[Collected data entries]
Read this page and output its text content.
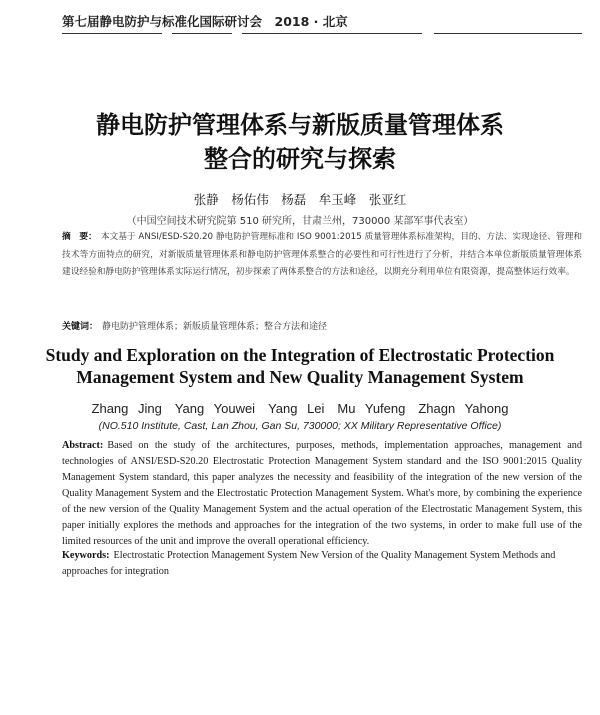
第七届静电防护与标准化国际研讨会　2018 · 北京
静电防护管理体系与新版质量管理体系
整合的研究与探索
张静　杨佑伟　杨磊　牟玉峰　张亚红
（中国空间技术研究院第 510 研究所，甘肃兰州，730000 某部军事代表室）
摘　要： 本文基于 ANSI/ESD-S20.20 静电防护管理标准和 ISO 9001:2015 质量管理体系标准架构，目的、方法、实现途径、管理和技术等方面特点的研究，对新版质量管理体系和静电防护管理体系整合的必要性和可行性进行了分析，并结合本单位新版质量管理体系建设经验和静电防护管理体系实际运行情况，初步探索了两体系整合的方法和途径，以期充分利用单位有限资源，提高整体运行效率。
关键词： 静电防护管理体系；新版质量管理体系；整合方法和途径
Study and Exploration on the Integration of Electrostatic Protection
Management System and New Quality Management System
Zhang Jing　Yang Youwei　Yang Lei　Mu Yufeng　Zhagn Yahong
(NO.510 Institute, Cast, Lan Zhou, Gan Su, 730000; XX Military Representative Office)
Abstract: Based on the study of the architectures, purposes, methods, implementation approaches, management and technologies of ANSI/ESD-S20.20 Electrostatic Protection Management System standard and the ISO 9001:2015 Quality Management System standard, this paper analyzes the necessity and feasibility of the integration of the new version of the Quality Management System and the Electrostatic Protection Management System. What's more, by combining the experience of the new version of the Quality Management System and the actual operation of the Electrostatic Management System, this paper initially explores the methods and approaches for the integration of the two systems, in order to make full use of the limited resources of the unit and improve the overall operational efficiency.
Keywords: Electrostatic Protection Management System New Version of the Quality Management System Methods and approaches for integration
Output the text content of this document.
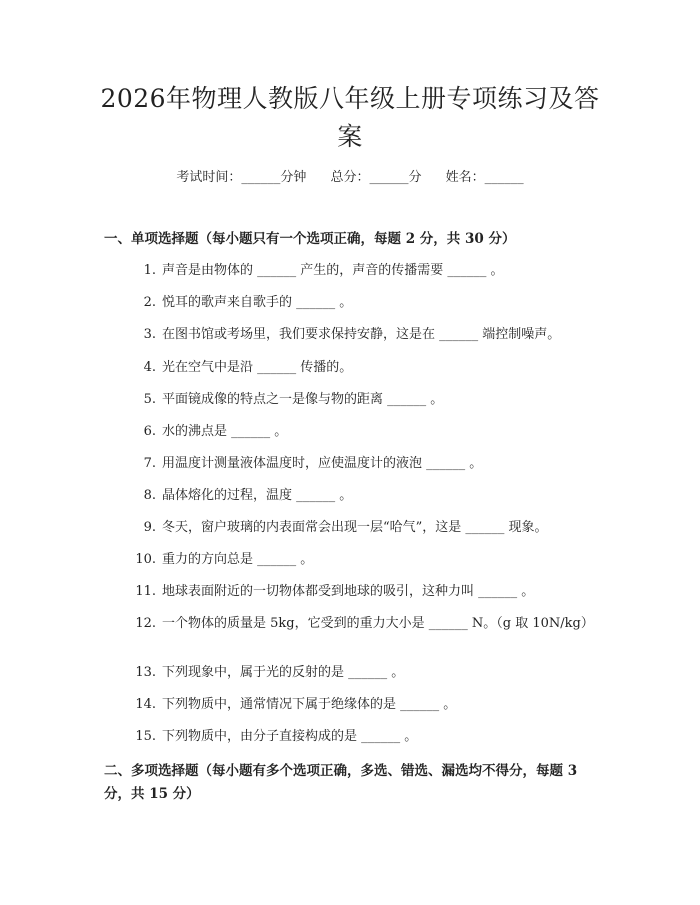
2026年物理人教版八年级上册专项练习及答案
考试时间：______分钟 总分：______分 姓名：______
一、单项选择题（每小题只有一个选项正确，每题 2 分，共 30 分）
1. 声音是由物体的 ______ 产生的，声音的传播需要 ______ 。
2. 悦耳的歌声来自歌手的 ______ 。
3. 在图书馆或考场里，我们要求保持安静，这是在 ______ 端控制噪声。
4. 光在空气中是沿 ______ 传播的。
5. 平面镜成像的特点之一是像与物的距离 ______ 。
6. 水的沸点是 ______ 。
7. 用温度计测量液体温度时，应使温度计的液泡 ______ 。
8. 晶体熔化的过程，温度 ______ 。
9. 冬天，窗户玻璃的内表面常会出现一层“哈气”，这是 ______ 现象。
10. 重力的方向总是 ______ 。
11. 地球表面附近的一切物体都受到地球的吸引，这种力叫 ______ 。
12. 一个物体的质量是 5kg，它受到的重力大小是 ______ N。（g 取 10N/kg）
13. 下列现象中，属于光的反射的是 ______ 。
14. 下列物质中，通常情况下属于绝缘体的是 ______ 。
15. 下列物质中，由分子直接构成的是 ______ 。
二、多项选择题（每小题有多个选项正确，多选、错选、漏选均不得分，每题 3 分，共 15 分）
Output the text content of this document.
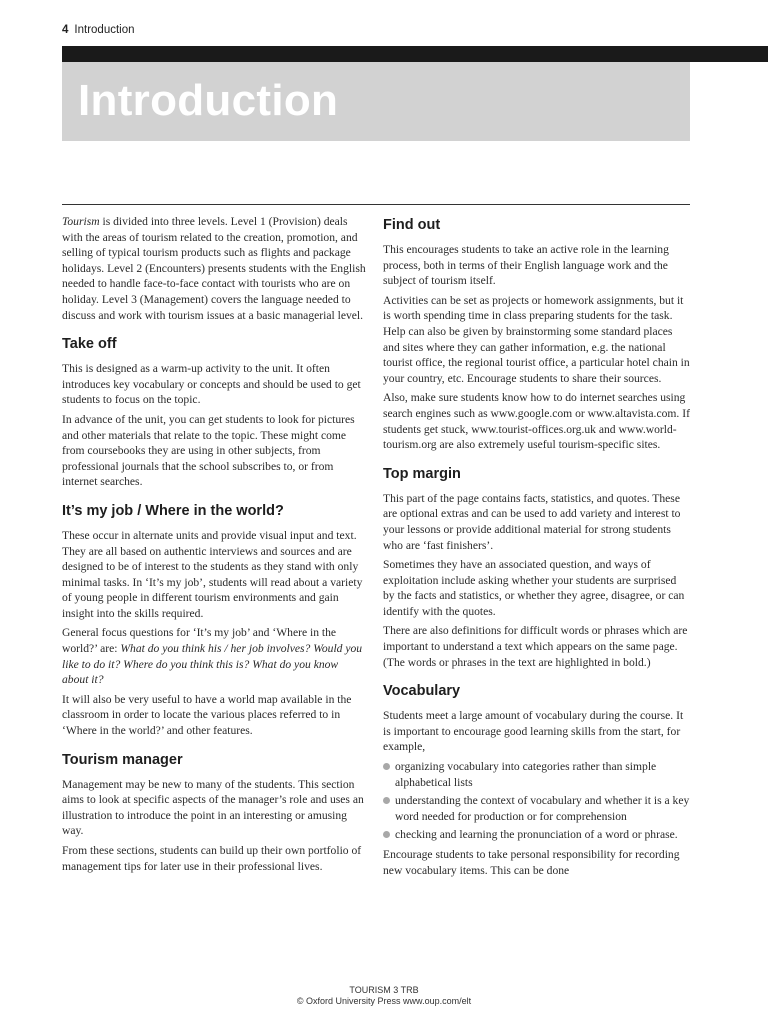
4 Introduction
Introduction

Tourism is divided into three levels. Level 1 (Provision) deals with the areas of tourism related to the creation, promotion, and selling of typical tourism products such as flights and package holidays. Level 2 (Encounters) presents students with the English needed to handle face-to-face contact with tourists who are on holiday. Level 3 (Management) covers the language needed to discuss and work with tourism issues at a basic managerial level.

Take off

This is designed as a warm-up activity to the unit. It often introduces key vocabulary or concepts and should be used to get students to focus on the topic.

In advance of the unit, you can get students to look for pictures and other materials that relate to the topic. These might come from coursebooks they are using in other subjects, from professional journals that the school subscribes to, or from internet searches.

It’s my job / Where in the world?

These occur in alternate units and provide visual input and text. They are all based on authentic interviews and sources and are designed to be of interest to the students as they stand with only minimal tasks. In ‘It’s my job’, students will read about a variety of young people in different tourism environments and gain insight into the skills required.

General focus questions for ‘It’s my job’ and ‘Where in the world?’ are: What do you think his / her job involves? Would you like to do it? Where do you think this is? What do you know about it?

It will also be very useful to have a world map available in the classroom in order to locate the various places referred to in ‘Where in the world?’ and other features.

Tourism manager

Management may be new to many of the students. This section aims to look at specific aspects of the manager’s role and uses an illustration to introduce the point in an interesting or amusing way.

From these sections, students can build up their own portfolio of management tips for later use in their professional lives.

Find out

This encourages students to take an active role in the learning process, both in terms of their English language work and the subject of tourism itself.

Activities can be set as projects or homework assignments, but it is worth spending time in class preparing students for the task. Help can also be given by brainstorming some standard places and sites where they can gather information, e.g. the national tourist office, the regional tourist office, a particular hotel chain in your country, etc. Encourage students to share their sources.

Also, make sure students know how to do internet searches using search engines such as www.google.com or www.altavista.com. If students get stuck, www.tourist-offices.org.uk and www.world-tourism.org are also extremely useful tourism-specific sites.

Top margin

This part of the page contains facts, statistics, and quotes. These are optional extras and can be used to add variety and interest to your lessons or provide additional material for strong students who are ‘fast finishers’.

Sometimes they have an associated question, and ways of exploitation include asking whether your students are surprised by the facts and statistics, or whether they agree, disagree, or can identify with the quotes.

There are also definitions for difficult words or phrases which are important to understand a text which appears on the same page. (The words or phrases in the text are highlighted in bold.)

Vocabulary

Students meet a large amount of vocabulary during the course. It is important to encourage good learning skills from the start, for example,

organizing vocabulary into categories rather than simple alphabetical lists
understanding the context of vocabulary and whether it is a key word needed for production or for comprehension
checking and learning the pronunciation of a word or phrase.

Encourage students to take personal responsibility for recording new vocabulary items. This can be done

TOURISM 3 TRB
© Oxford University Press www.oup.com/elt
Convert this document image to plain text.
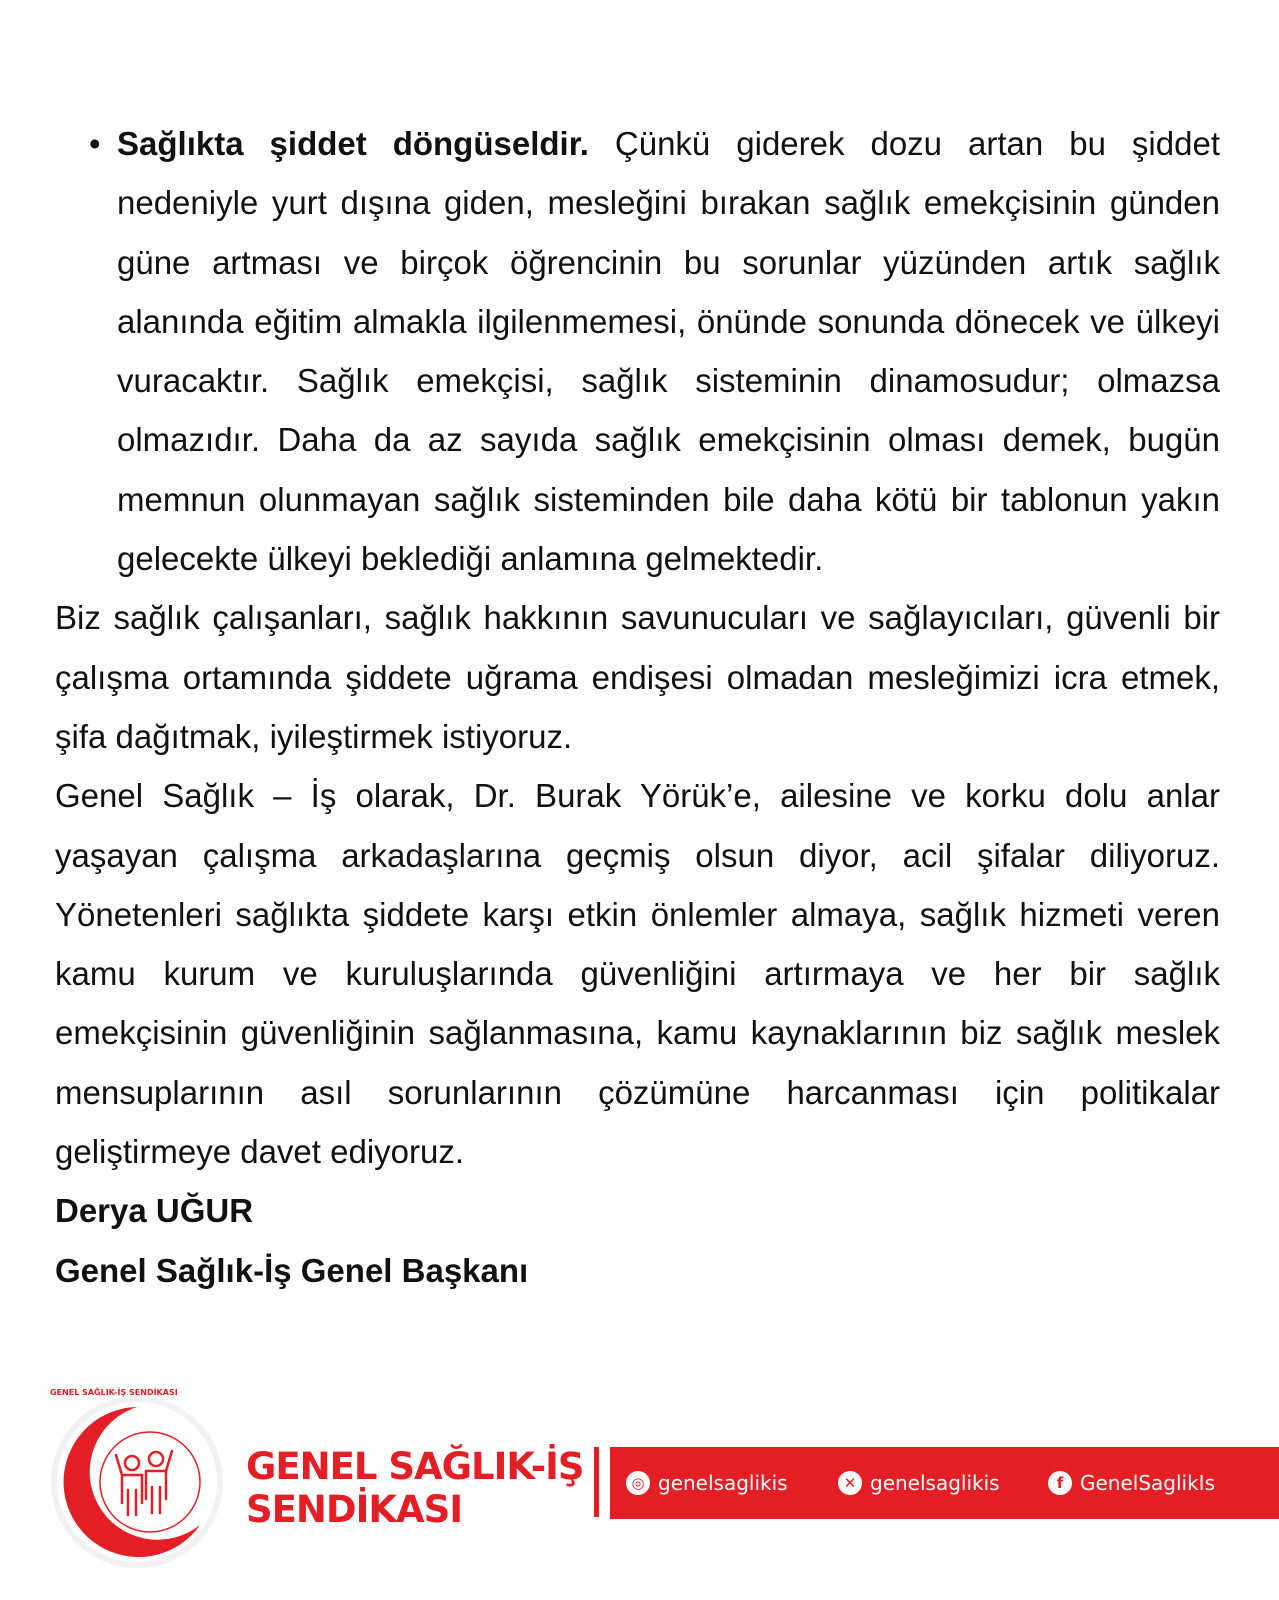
• Sağlıkta şiddet döngüseldir. Çünkü giderek dozu artan bu şiddet nedeniyle yurt dışına giden, mesleğini bırakan sağlık emekçisinin günden güne artması ve birçok öğrencinin bu sorunlar yüzünden artık sağlık alanında eğitim almakla ilgilenmemesi, önünde sonunda dönecek ve ülkeyi vuracaktır. Sağlık emekçisi, sağlık sisteminin dinamosudur; olmazsa olmazıdır. Daha da az sayıda sağlık emekçisinin olması demek, bugün memnun olunmayan sağlık sisteminden bile daha kötü bir tablonun yakın gelecekte ülkeyi beklediği anlamına gelmektedir.

Biz sağlık çalışanları, sağlık hakkının savunucuları ve sağlayıcıları, güvenli bir çalışma ortamında şiddete uğrama endişesi olmadan mesleğimizi icra etmek, şifa dağıtmak, iyileştirmek istiyoruz.

Genel Sağlık – İş olarak, Dr. Burak Yörük’e, ailesine ve korku dolu anlar yaşayan çalışma arkadaşlarına geçmiş olsun diyor, acil şifalar diliyoruz. Yönetenleri sağlıkta şiddete karşı etkin önlemler almaya, sağlık hizmeti veren kamu kurum ve kuruluşlarında güvenliğini artırmaya ve her bir sağlık emekçisinin güvenliğinin sağlanmasına, kamu kaynaklarının biz sağlık meslek mensuplarının asıl sorunlarının çözümüne harcanması için politikalar geliştirmeye davet ediyoruz.

Derya UĞUR

Genel Sağlık-İş Genel Başkanı

GENEL SAĞLIK-İŞ SENDİKASI
GENEL SAĞLIK-İŞ
SENDİKASI
◎ genelsaglikis	✕ genelsaglikis	f GenelSaglikIs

YOUR GOAL:
Search the data above for the string "SENDİKASI" and return every line that has it.

TASK RESULT:
GENEL SAĞLIK-İŞ SENDİKASI
SENDİKASI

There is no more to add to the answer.